Filter the records below down to lines containing "circle".

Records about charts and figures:
%%
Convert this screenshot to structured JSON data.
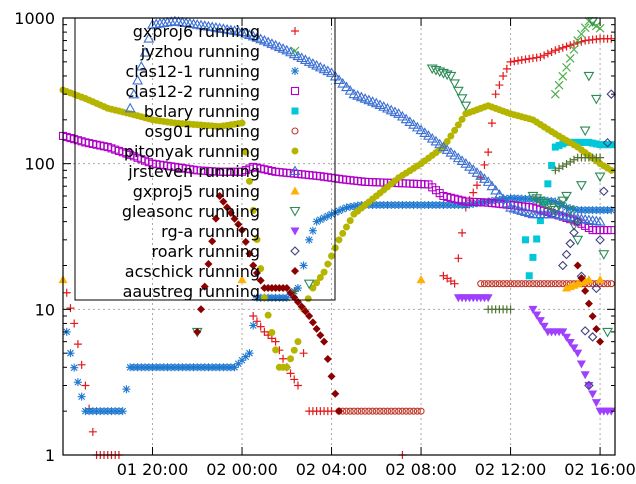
{
  "chart_data": {
    "type": "scatter",
    "title": "",
    "xlabel": "",
    "ylabel": "",
    "y_scale": "log",
    "ylim": [
      1,
      1000
    ],
    "xlim": [
      "01 16:00",
      "02 16:40"
    ],
    "grid": true,
    "legend_position": "top-left",
    "y_ticks": [
      {
        "value": 1,
        "label": "1"
      },
      {
        "value": 10,
        "label": "10"
      },
      {
        "value": 100,
        "label": "100"
      },
      {
        "value": 1000,
        "label": "1000"
      }
    ],
    "x_ticks": [
      {
        "value": "01 20:00",
        "label": "01 20:00"
      },
      {
        "value": "02 00:00",
        "label": "02 00:00"
      },
      {
        "value": "02 04:00",
        "label": "02 04:00"
      },
      {
        "value": "02 08:00",
        "label": "02 08:00"
      },
      {
        "value": "02 12:00",
        "label": "02 12:00"
      },
      {
        "value": "02 16:00",
        "label": "02 16:00"
      }
    ],
    "series": [
      {
        "name": "gxproj6 running",
        "marker": "plus",
        "color": "#e41a1c",
        "points": [
          [
            "01 16:10",
            13
          ],
          [
            "01 16:30",
            8
          ],
          [
            "01 17:00",
            3
          ],
          [
            "01 17:30",
            1
          ],
          [
            "01 18:00",
            1
          ],
          [
            "01 18:30",
            1
          ],
          [
            "02 00:30",
            9
          ],
          [
            "02 01:00",
            7
          ],
          [
            "02 01:30",
            6
          ],
          [
            "02 02:00",
            4
          ],
          [
            "02 02:30",
            3
          ],
          [
            "02 02:45",
            5
          ],
          [
            "02 03:00",
            2
          ],
          [
            "02 03:20",
            2
          ],
          [
            "02 03:40",
            2
          ],
          [
            "02 04:00",
            2
          ],
          [
            "02 07:10",
            1
          ],
          [
            "02 09:00",
            17
          ],
          [
            "02 09:30",
            15
          ],
          [
            "02 10:00",
            50
          ],
          [
            "02 10:40",
            80
          ],
          [
            "02 11:00",
            120
          ],
          [
            "02 11:20",
            300
          ],
          [
            "02 11:40",
            400
          ],
          [
            "02 12:00",
            500
          ],
          [
            "02 12:40",
            520
          ],
          [
            "02 13:20",
            540
          ],
          [
            "02 14:00",
            600
          ],
          [
            "02 14:40",
            650
          ],
          [
            "02 15:20",
            700
          ],
          [
            "02 16:00",
            720
          ],
          [
            "02 16:30",
            720
          ]
        ]
      },
      {
        "name": "jyzhou running",
        "marker": "cross",
        "color": "#4daf4a",
        "points": [
          [
            "02 14:00",
            300
          ],
          [
            "02 15:00",
            700
          ],
          [
            "02 15:30",
            950
          ],
          [
            "02 16:00",
            850
          ]
        ]
      },
      {
        "name": "clas12-1 running",
        "marker": "star",
        "color": "#1f78d0",
        "points": [
          [
            "01 16:10",
            7
          ],
          [
            "01 16:20",
            5
          ],
          [
            "01 17:00",
            2
          ],
          [
            "01 17:20",
            2
          ],
          [
            "01 17:40",
            2
          ],
          [
            "01 18:00",
            2
          ],
          [
            "01 18:20",
            2
          ],
          [
            "01 18:40",
            2
          ],
          [
            "01 19:00",
            4
          ],
          [
            "01 19:40",
            4
          ],
          [
            "01 20:20",
            4
          ],
          [
            "01 21:00",
            4
          ],
          [
            "01 21:40",
            4
          ],
          [
            "01 22:20",
            4
          ],
          [
            "01 23:00",
            4
          ],
          [
            "01 23:40",
            4
          ],
          [
            "02 00:20",
            5
          ],
          [
            "02 00:40",
            12
          ],
          [
            "02 01:20",
            12
          ],
          [
            "02 02:00",
            12
          ],
          [
            "02 02:30",
            14
          ],
          [
            "02 02:45",
            20
          ],
          [
            "02 03:00",
            30
          ],
          [
            "02 03:20",
            40
          ],
          [
            "02 04:00",
            45
          ],
          [
            "02 04:40",
            50
          ],
          [
            "02 05:20",
            52
          ],
          [
            "02 06:00",
            52
          ],
          [
            "02 07:00",
            52
          ],
          [
            "02 08:00",
            52
          ],
          [
            "02 09:00",
            52
          ],
          [
            "02 10:00",
            52
          ],
          [
            "02 11:00",
            55
          ],
          [
            "02 12:00",
            58
          ],
          [
            "02 13:00",
            57
          ],
          [
            "02 14:00",
            55
          ],
          [
            "02 14:30",
            50
          ],
          [
            "02 15:00",
            48
          ],
          [
            "02 15:30",
            48
          ],
          [
            "02 16:00",
            48
          ],
          [
            "02 16:30",
            48
          ]
        ]
      },
      {
        "name": "clas12-2 running",
        "marker": "square-open",
        "color": "#b000c8",
        "points": [
          [
            "01 16:00",
            155
          ],
          [
            "01 17:00",
            140
          ],
          [
            "01 18:00",
            130
          ],
          [
            "01 19:00",
            115
          ],
          [
            "01 20:00",
            100
          ],
          [
            "01 21:00",
            95
          ],
          [
            "01 22:00",
            90
          ],
          [
            "01 23:00",
            88
          ],
          [
            "02 00:00",
            88
          ],
          [
            "02 00:30",
            95
          ],
          [
            "02 01:30",
            88
          ],
          [
            "02 02:30",
            85
          ],
          [
            "02 03:30",
            82
          ],
          [
            "02 04:30",
            78
          ],
          [
            "02 05:30",
            75
          ],
          [
            "02 06:30",
            74
          ],
          [
            "02 07:30",
            73
          ],
          [
            "02 08:20",
            72
          ],
          [
            "02 09:00",
            60
          ],
          [
            "02 10:00",
            55
          ],
          [
            "02 11:00",
            54
          ],
          [
            "02 12:00",
            52
          ],
          [
            "02 13:00",
            50
          ],
          [
            "02 14:00",
            45
          ],
          [
            "02 15:00",
            40
          ],
          [
            "02 15:40",
            35
          ],
          [
            "02 16:30",
            35
          ]
        ]
      },
      {
        "name": "bclary running",
        "marker": "square-filled",
        "color": "#00c8d8",
        "points": [
          [
            "02 12:40",
            30
          ],
          [
            "02 12:50",
            17
          ],
          [
            "02 14:00",
            130
          ],
          [
            "02 14:30",
            140
          ],
          [
            "02 15:00",
            140
          ],
          [
            "02 15:30",
            140
          ],
          [
            "02 16:00",
            135
          ],
          [
            "02 16:30",
            135
          ]
        ]
      },
      {
        "name": "osg01 running",
        "marker": "circle-open",
        "color": "#c0392b",
        "points": [
          [
            "02 04:20",
            2
          ],
          [
            "02 05:00",
            2
          ],
          [
            "02 05:40",
            2
          ],
          [
            "02 06:20",
            2
          ],
          [
            "02 07:00",
            2
          ],
          [
            "02 08:00",
            2
          ],
          [
            "02 10:40",
            15
          ],
          [
            "02 11:20",
            15
          ],
          [
            "02 12:00",
            15
          ],
          [
            "02 13:00",
            15
          ],
          [
            "02 14:00",
            15
          ],
          [
            "02 15:00",
            15
          ],
          [
            "02 16:00",
            15
          ],
          [
            "02 16:30",
            15
          ]
        ]
      },
      {
        "name": "pitonyak running",
        "marker": "circle-filled",
        "color": "#b5b500",
        "points": [
          [
            "01 16:00",
            320
          ],
          [
            "01 17:00",
            280
          ],
          [
            "01 18:00",
            240
          ],
          [
            "01 19:00",
            220
          ],
          [
            "01 20:00",
            200
          ],
          [
            "01 21:00",
            190
          ],
          [
            "01 22:00",
            185
          ],
          [
            "01 23:00",
            180
          ],
          [
            "02 00:00",
            190
          ],
          [
            "02 01:00",
            12
          ],
          [
            "02 01:40",
            4
          ],
          [
            "02 02:00",
            4
          ],
          [
            "02 02:30",
            6
          ],
          [
            "02 02:45",
            10
          ],
          [
            "02 03:10",
            14
          ],
          [
            "02 03:40",
            18
          ],
          [
            "02 04:20",
            30
          ],
          [
            "02 05:00",
            45
          ],
          [
            "02 06:00",
            60
          ],
          [
            "02 07:00",
            80
          ],
          [
            "02 08:00",
            100
          ],
          [
            "02 09:00",
            130
          ],
          [
            "02 10:00",
            220
          ],
          [
            "02 11:00",
            250
          ],
          [
            "02 12:00",
            220
          ],
          [
            "02 13:00",
            200
          ],
          [
            "02 14:00",
            160
          ],
          [
            "02 15:00",
            130
          ],
          [
            "02 16:00",
            100
          ],
          [
            "02 16:30",
            90
          ]
        ]
      },
      {
        "name": "jrsteven running",
        "marker": "triangle-open",
        "color": "#3b6fd4",
        "points": [
          [
            "01 19:00",
            240
          ],
          [
            "01 20:00",
            900
          ],
          [
            "01 21:00",
            950
          ],
          [
            "01 22:00",
            900
          ],
          [
            "01 23:00",
            850
          ],
          [
            "02 00:00",
            800
          ],
          [
            "02 01:00",
            700
          ],
          [
            "02 02:00",
            600
          ],
          [
            "02 03:00",
            500
          ],
          [
            "02 04:00",
            420
          ],
          [
            "02 05:00",
            300
          ],
          [
            "02 06:00",
            260
          ],
          [
            "02 07:00",
            220
          ],
          [
            "02 08:00",
            170
          ],
          [
            "02 09:00",
            130
          ],
          [
            "02 10:00",
            100
          ],
          [
            "02 11:00",
            75
          ],
          [
            "02 12:00",
            50
          ],
          [
            "02 13:00",
            45
          ],
          [
            "02 14:00",
            45
          ],
          [
            "02 15:00",
            42
          ],
          [
            "02 16:00",
            40
          ]
        ]
      },
      {
        "name": "gxproj5 running",
        "marker": "triangle-filled",
        "color": "#ffb000",
        "points": [
          [
            "01 16:00",
            16
          ],
          [
            "02 00:00",
            16
          ],
          [
            "02 08:00",
            16
          ],
          [
            "02 16:00",
            16
          ],
          [
            "02 14:30",
            14
          ],
          [
            "02 15:30",
            16
          ]
        ]
      },
      {
        "name": "gleasonc running",
        "marker": "triangle-down-open",
        "color": "#2e8b57",
        "points": [
          [
            "01 22:00",
            7
          ],
          [
            "02 03:00",
            15
          ],
          [
            "02 08:30",
            450
          ],
          [
            "02 09:20",
            400
          ],
          [
            "02 10:00",
            250
          ],
          [
            "02 13:00",
            60
          ],
          [
            "02 14:00",
            48
          ],
          [
            "02 14:30",
            60
          ],
          [
            "02 15:00",
            30
          ],
          [
            "02 15:40",
            950
          ],
          [
            "02 16:20",
            7
          ]
        ]
      },
      {
        "name": "rg-a running",
        "marker": "triangle-down-filled",
        "color": "#a040ff",
        "points": [
          [
            "02 09:40",
            12
          ],
          [
            "02 10:20",
            12
          ],
          [
            "02 11:00",
            12
          ],
          [
            "02 13:00",
            10
          ],
          [
            "02 13:40",
            7
          ],
          [
            "02 14:20",
            7
          ],
          [
            "02 15:00",
            5
          ],
          [
            "02 15:30",
            3
          ],
          [
            "02 16:00",
            2
          ],
          [
            "02 16:30",
            2
          ]
        ]
      },
      {
        "name": "roark running",
        "marker": "diamond-open",
        "color": "#404080",
        "points": [
          [
            "02 14:20",
            20
          ],
          [
            "02 15:00",
            40
          ],
          [
            "02 15:30",
            3
          ],
          [
            "02 16:30",
            300
          ]
        ]
      },
      {
        "name": "acschick running",
        "marker": "diamond-filled",
        "color": "#8b0000",
        "points": [
          [
            "01 22:00",
            7
          ],
          [
            "01 23:00",
            60
          ],
          [
            "02 00:00",
            35
          ],
          [
            "02 00:30",
            20
          ],
          [
            "02 01:00",
            14
          ],
          [
            "02 02:00",
            14
          ],
          [
            "02 03:00",
            9
          ],
          [
            "02 03:40",
            6
          ],
          [
            "02 04:20",
            2
          ],
          [
            "02 15:00",
            20
          ],
          [
            "02 16:00",
            6
          ]
        ]
      },
      {
        "name": "aaustreg running",
        "marker": "plus-dark",
        "color": "#507030",
        "points": [
          [
            "02 11:00",
            10
          ],
          [
            "02 11:30",
            10
          ],
          [
            "02 12:00",
            10
          ],
          [
            "02 14:00",
            90
          ],
          [
            "02 15:00",
            110
          ],
          [
            "02 16:00",
            110
          ]
        ]
      }
    ]
  }
}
%%
◆ Complete answer:
        "marker": "circle-open",
        "marker": "circle-filled",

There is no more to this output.